━━━━━ Provided data ━━━━━

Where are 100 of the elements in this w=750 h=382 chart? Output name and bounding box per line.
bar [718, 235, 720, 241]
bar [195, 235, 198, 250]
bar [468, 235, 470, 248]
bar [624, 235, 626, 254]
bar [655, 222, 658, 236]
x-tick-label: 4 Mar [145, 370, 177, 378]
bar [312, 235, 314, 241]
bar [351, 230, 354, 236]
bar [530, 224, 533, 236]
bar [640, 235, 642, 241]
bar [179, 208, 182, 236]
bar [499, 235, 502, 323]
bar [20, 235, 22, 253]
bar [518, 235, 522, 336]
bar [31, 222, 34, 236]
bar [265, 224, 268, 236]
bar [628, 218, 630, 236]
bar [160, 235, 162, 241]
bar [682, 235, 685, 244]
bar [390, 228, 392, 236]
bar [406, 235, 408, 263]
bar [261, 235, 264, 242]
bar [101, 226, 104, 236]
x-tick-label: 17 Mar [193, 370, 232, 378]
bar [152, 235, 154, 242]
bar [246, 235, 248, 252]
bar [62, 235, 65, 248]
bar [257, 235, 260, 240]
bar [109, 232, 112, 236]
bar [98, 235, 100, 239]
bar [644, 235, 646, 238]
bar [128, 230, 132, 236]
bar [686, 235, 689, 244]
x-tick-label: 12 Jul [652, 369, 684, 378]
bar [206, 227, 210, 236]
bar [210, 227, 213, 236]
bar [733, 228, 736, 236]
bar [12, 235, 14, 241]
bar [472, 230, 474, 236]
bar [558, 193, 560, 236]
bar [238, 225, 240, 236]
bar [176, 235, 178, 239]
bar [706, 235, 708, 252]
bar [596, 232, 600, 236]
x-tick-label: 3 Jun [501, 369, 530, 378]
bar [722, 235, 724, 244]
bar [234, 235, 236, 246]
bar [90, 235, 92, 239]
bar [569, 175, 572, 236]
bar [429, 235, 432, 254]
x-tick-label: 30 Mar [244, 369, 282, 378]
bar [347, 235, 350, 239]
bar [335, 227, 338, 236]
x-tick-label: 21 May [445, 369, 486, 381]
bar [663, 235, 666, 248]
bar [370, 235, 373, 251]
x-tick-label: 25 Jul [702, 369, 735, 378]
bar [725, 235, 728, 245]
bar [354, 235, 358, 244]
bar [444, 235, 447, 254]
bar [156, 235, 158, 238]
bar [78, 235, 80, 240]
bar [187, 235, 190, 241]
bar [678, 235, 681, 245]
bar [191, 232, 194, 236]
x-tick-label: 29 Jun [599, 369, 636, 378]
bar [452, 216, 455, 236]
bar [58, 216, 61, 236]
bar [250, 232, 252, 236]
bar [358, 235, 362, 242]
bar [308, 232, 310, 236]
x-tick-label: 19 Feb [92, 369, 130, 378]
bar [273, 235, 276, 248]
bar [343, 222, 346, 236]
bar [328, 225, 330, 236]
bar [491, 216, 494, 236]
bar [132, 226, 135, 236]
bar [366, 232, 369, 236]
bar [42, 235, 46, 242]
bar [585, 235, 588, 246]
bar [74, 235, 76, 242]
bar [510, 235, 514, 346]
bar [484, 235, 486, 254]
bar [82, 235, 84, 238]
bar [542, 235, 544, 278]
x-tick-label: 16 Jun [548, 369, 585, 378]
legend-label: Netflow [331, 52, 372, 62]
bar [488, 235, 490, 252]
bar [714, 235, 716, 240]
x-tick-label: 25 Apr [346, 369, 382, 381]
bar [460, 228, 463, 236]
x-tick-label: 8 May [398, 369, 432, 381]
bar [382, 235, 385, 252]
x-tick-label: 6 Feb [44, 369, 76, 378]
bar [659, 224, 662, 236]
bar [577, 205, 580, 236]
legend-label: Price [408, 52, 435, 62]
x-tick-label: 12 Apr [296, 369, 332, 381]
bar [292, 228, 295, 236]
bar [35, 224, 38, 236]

━━━━━

- [Problem statement]:
Echo the listing above from its first line up to and including the line containing "x-tick-label: 17 Mar [193, 370, 232, 378]", with every line unchanged.

- [Exercise solution]:
Where are 100 of the elements in this w=750 h=382 chart? Output name and bounding box per line.
bar [718, 235, 720, 241]
bar [195, 235, 198, 250]
bar [468, 235, 470, 248]
bar [624, 235, 626, 254]
bar [655, 222, 658, 236]
x-tick-label: 4 Mar [145, 370, 177, 378]
bar [312, 235, 314, 241]
bar [351, 230, 354, 236]
bar [530, 224, 533, 236]
bar [640, 235, 642, 241]
bar [179, 208, 182, 236]
bar [499, 235, 502, 323]
bar [20, 235, 22, 253]
bar [518, 235, 522, 336]
bar [31, 222, 34, 236]
bar [265, 224, 268, 236]
bar [628, 218, 630, 236]
bar [160, 235, 162, 241]
bar [682, 235, 685, 244]
bar [390, 228, 392, 236]
bar [406, 235, 408, 263]
bar [261, 235, 264, 242]
bar [101, 226, 104, 236]
x-tick-label: 17 Mar [193, 370, 232, 378]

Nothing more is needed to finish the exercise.